◆ **WHAT YOU HAVE TO DO**
Every entry must be given again exactly.

Figure dataset records
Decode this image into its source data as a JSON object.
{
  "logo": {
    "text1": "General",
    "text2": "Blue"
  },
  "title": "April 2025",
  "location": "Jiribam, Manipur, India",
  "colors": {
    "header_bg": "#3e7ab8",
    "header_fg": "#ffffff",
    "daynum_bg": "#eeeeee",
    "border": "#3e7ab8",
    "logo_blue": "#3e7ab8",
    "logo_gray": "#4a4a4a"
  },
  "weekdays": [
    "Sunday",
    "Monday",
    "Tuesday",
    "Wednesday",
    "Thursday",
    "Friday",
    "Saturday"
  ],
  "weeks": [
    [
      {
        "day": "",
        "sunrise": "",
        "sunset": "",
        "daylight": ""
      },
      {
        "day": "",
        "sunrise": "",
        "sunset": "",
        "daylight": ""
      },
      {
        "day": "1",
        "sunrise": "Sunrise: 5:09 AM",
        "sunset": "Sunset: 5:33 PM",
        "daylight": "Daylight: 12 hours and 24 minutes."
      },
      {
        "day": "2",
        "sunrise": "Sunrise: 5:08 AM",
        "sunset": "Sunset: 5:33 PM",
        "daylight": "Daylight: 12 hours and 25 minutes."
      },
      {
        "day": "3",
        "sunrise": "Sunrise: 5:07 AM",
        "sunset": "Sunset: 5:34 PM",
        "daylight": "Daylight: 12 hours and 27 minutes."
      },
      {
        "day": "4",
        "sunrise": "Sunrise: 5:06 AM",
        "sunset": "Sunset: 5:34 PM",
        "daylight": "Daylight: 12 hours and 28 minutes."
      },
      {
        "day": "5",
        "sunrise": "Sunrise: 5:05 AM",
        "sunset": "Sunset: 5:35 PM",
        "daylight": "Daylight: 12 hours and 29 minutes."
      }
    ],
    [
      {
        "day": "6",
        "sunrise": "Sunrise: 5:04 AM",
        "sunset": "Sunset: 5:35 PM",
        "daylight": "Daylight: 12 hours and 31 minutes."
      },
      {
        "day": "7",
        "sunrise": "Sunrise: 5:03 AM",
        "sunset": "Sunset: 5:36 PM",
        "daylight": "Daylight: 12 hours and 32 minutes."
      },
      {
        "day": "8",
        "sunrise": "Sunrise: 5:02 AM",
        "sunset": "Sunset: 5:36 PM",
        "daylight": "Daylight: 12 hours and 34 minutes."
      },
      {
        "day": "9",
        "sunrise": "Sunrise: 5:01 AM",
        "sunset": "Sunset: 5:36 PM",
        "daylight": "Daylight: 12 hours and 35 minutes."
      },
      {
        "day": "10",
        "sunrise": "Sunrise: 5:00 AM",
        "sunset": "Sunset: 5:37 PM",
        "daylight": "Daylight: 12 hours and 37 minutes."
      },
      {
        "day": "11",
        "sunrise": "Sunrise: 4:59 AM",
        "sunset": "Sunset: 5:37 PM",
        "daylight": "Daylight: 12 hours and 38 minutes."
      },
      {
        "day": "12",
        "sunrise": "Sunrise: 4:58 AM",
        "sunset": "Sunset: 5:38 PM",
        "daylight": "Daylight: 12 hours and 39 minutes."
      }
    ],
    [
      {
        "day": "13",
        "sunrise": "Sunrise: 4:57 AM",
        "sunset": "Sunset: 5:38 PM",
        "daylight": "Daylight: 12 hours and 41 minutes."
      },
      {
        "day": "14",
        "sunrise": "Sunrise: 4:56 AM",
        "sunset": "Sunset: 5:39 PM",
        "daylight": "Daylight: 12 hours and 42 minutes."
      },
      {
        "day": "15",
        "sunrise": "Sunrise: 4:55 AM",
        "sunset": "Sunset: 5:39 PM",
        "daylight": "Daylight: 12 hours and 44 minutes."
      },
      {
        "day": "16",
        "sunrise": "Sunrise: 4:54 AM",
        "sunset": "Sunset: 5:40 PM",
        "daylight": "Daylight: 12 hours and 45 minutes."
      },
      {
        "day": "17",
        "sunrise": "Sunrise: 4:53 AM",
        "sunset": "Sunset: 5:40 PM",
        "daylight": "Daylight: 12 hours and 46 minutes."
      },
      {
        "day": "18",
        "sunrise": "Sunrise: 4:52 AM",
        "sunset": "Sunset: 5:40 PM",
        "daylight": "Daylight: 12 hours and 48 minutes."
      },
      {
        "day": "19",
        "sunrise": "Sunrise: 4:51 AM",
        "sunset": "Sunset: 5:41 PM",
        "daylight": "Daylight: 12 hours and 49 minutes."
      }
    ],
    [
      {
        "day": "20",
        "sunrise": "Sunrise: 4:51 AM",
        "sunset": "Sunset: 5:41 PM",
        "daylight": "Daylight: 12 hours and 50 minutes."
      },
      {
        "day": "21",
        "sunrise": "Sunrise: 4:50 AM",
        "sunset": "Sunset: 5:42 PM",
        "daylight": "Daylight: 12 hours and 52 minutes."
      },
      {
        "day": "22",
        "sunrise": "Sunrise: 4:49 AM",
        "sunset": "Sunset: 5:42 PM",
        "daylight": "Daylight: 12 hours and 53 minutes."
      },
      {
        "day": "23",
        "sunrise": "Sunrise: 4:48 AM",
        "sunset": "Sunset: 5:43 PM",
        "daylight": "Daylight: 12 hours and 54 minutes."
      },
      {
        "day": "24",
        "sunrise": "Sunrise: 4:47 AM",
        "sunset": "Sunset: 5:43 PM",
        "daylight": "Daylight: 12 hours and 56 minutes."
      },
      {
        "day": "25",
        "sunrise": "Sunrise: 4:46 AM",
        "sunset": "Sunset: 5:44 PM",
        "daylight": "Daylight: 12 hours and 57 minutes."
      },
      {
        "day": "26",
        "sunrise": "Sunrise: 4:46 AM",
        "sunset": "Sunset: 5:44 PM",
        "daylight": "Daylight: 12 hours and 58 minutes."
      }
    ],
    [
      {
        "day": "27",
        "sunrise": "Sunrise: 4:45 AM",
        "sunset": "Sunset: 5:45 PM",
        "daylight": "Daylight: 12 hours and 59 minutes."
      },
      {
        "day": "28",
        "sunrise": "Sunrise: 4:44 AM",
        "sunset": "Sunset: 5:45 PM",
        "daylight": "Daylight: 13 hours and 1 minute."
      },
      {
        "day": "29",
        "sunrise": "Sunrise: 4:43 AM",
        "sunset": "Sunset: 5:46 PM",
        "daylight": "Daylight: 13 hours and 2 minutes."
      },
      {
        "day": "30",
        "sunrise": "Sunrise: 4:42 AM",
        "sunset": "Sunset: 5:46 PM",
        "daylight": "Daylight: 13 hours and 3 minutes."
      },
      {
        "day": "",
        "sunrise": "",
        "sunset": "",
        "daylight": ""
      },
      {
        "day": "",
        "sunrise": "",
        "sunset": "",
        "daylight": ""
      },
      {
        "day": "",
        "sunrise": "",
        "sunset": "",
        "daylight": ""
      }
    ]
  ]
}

◆ **SOLUTION TO THIS EXERCISE**
Decode this image into its source data as a JSON object.
{
  "logo": {
    "text1": "General",
    "text2": "Blue"
  },
  "title": "April 2025",
  "location": "Jiribam, Manipur, India",
  "colors": {
    "header_bg": "#3e7ab8",
    "header_fg": "#ffffff",
    "daynum_bg": "#eeeeee",
    "border": "#3e7ab8",
    "logo_blue": "#3e7ab8",
    "logo_gray": "#4a4a4a"
  },
  "weekdays": [
    "Sunday",
    "Monday",
    "Tuesday",
    "Wednesday",
    "Thursday",
    "Friday",
    "Saturday"
  ],
  "weeks": [
    [
      {
        "day": "",
        "sunrise": "",
        "sunset": "",
        "daylight": ""
      },
      {
        "day": "",
        "sunrise": "",
        "sunset": "",
        "daylight": ""
      },
      {
        "day": "1",
        "sunrise": "Sunrise: 5:09 AM",
        "sunset": "Sunset: 5:33 PM",
        "daylight": "Daylight: 12 hours and 24 minutes."
      },
      {
        "day": "2",
        "sunrise": "Sunrise: 5:08 AM",
        "sunset": "Sunset: 5:33 PM",
        "daylight": "Daylight: 12 hours and 25 minutes."
      },
      {
        "day": "3",
        "sunrise": "Sunrise: 5:07 AM",
        "sunset": "Sunset: 5:34 PM",
        "daylight": "Daylight: 12 hours and 27 minutes."
      },
      {
        "day": "4",
        "sunrise": "Sunrise: 5:06 AM",
        "sunset": "Sunset: 5:34 PM",
        "daylight": "Daylight: 12 hours and 28 minutes."
      },
      {
        "day": "5",
        "sunrise": "Sunrise: 5:05 AM",
        "sunset": "Sunset: 5:35 PM",
        "daylight": "Daylight: 12 hours and 29 minutes."
      }
    ],
    [
      {
        "day": "6",
        "sunrise": "Sunrise: 5:04 AM",
        "sunset": "Sunset: 5:35 PM",
        "daylight": "Daylight: 12 hours and 31 minutes."
      },
      {
        "day": "7",
        "sunrise": "Sunrise: 5:03 AM",
        "sunset": "Sunset: 5:36 PM",
        "daylight": "Daylight: 12 hours and 32 minutes."
      },
      {
        "day": "8",
        "sunrise": "Sunrise: 5:02 AM",
        "sunset": "Sunset: 5:36 PM",
        "daylight": "Daylight: 12 hours and 34 minutes."
      },
      {
        "day": "9",
        "sunrise": "Sunrise: 5:01 AM",
        "sunset": "Sunset: 5:36 PM",
        "daylight": "Daylight: 12 hours and 35 minutes."
      },
      {
        "day": "10",
        "sunrise": "Sunrise: 5:00 AM",
        "sunset": "Sunset: 5:37 PM",
        "daylight": "Daylight: 12 hours and 37 minutes."
      },
      {
        "day": "11",
        "sunrise": "Sunrise: 4:59 AM",
        "sunset": "Sunset: 5:37 PM",
        "daylight": "Daylight: 12 hours and 38 minutes."
      },
      {
        "day": "12",
        "sunrise": "Sunrise: 4:58 AM",
        "sunset": "Sunset: 5:38 PM",
        "daylight": "Daylight: 12 hours and 39 minutes."
      }
    ],
    [
      {
        "day": "13",
        "sunrise": "Sunrise: 4:57 AM",
        "sunset": "Sunset: 5:38 PM",
        "daylight": "Daylight: 12 hours and 41 minutes."
      },
      {
        "day": "14",
        "sunrise": "Sunrise: 4:56 AM",
        "sunset": "Sunset: 5:39 PM",
        "daylight": "Daylight: 12 hours and 42 minutes."
      },
      {
        "day": "15",
        "sunrise": "Sunrise: 4:55 AM",
        "sunset": "Sunset: 5:39 PM",
        "daylight": "Daylight: 12 hours and 44 minutes."
      },
      {
        "day": "16",
        "sunrise": "Sunrise: 4:54 AM",
        "sunset": "Sunset: 5:40 PM",
        "daylight": "Daylight: 12 hours and 45 minutes."
      },
      {
        "day": "17",
        "sunrise": "Sunrise: 4:53 AM",
        "sunset": "Sunset: 5:40 PM",
        "daylight": "Daylight: 12 hours and 46 minutes."
      },
      {
        "day": "18",
        "sunrise": "Sunrise: 4:52 AM",
        "sunset": "Sunset: 5:40 PM",
        "daylight": "Daylight: 12 hours and 48 minutes."
      },
      {
        "day": "19",
        "sunrise": "Sunrise: 4:51 AM",
        "sunset": "Sunset: 5:41 PM",
        "daylight": "Daylight: 12 hours and 49 minutes."
      }
    ],
    [
      {
        "day": "20",
        "sunrise": "Sunrise: 4:51 AM",
        "sunset": "Sunset: 5:41 PM",
        "daylight": "Daylight: 12 hours and 50 minutes."
      },
      {
        "day": "21",
        "sunrise": "Sunrise: 4:50 AM",
        "sunset": "Sunset: 5:42 PM",
        "daylight": "Daylight: 12 hours and 52 minutes."
      },
      {
        "day": "22",
        "sunrise": "Sunrise: 4:49 AM",
        "sunset": "Sunset: 5:42 PM",
        "daylight": "Daylight: 12 hours and 53 minutes."
      },
      {
        "day": "23",
        "sunrise": "Sunrise: 4:48 AM",
        "sunset": "Sunset: 5:43 PM",
        "daylight": "Daylight: 12 hours and 54 minutes."
      },
      {
        "day": "24",
        "sunrise": "Sunrise: 4:47 AM",
        "sunset": "Sunset: 5:43 PM",
        "daylight": "Daylight: 12 hours and 56 minutes."
      },
      {
        "day": "25",
        "sunrise": "Sunrise: 4:46 AM",
        "sunset": "Sunset: 5:44 PM",
        "daylight": "Daylight: 12 hours and 57 minutes."
      },
      {
        "day": "26",
        "sunrise": "Sunrise: 4:46 AM",
        "sunset": "Sunset: 5:44 PM",
        "daylight": "Daylight: 12 hours and 58 minutes."
      }
    ],
    [
      {
        "day": "27",
        "sunrise": "Sunrise: 4:45 AM",
        "sunset": "Sunset: 5:45 PM",
        "daylight": "Daylight: 12 hours and 59 minutes."
      },
      {
        "day": "28",
        "sunrise": "Sunrise: 4:44 AM",
        "sunset": "Sunset: 5:45 PM",
        "daylight": "Daylight: 13 hours and 1 minute."
      },
      {
        "day": "29",
        "sunrise": "Sunrise: 4:43 AM",
        "sunset": "Sunset: 5:46 PM",
        "daylight": "Daylight: 13 hours and 2 minutes."
      },
      {
        "day": "30",
        "sunrise": "Sunrise: 4:42 AM",
        "sunset": "Sunset: 5:46 PM",
        "daylight": "Daylight: 13 hours and 3 minutes."
      },
      {
        "day": "",
        "sunrise": "",
        "sunset": "",
        "daylight": ""
      },
      {
        "day": "",
        "sunrise": "",
        "sunset": "",
        "daylight": ""
      },
      {
        "day": "",
        "sunrise": "",
        "sunset": "",
        "daylight": ""
      }
    ]
  ]
}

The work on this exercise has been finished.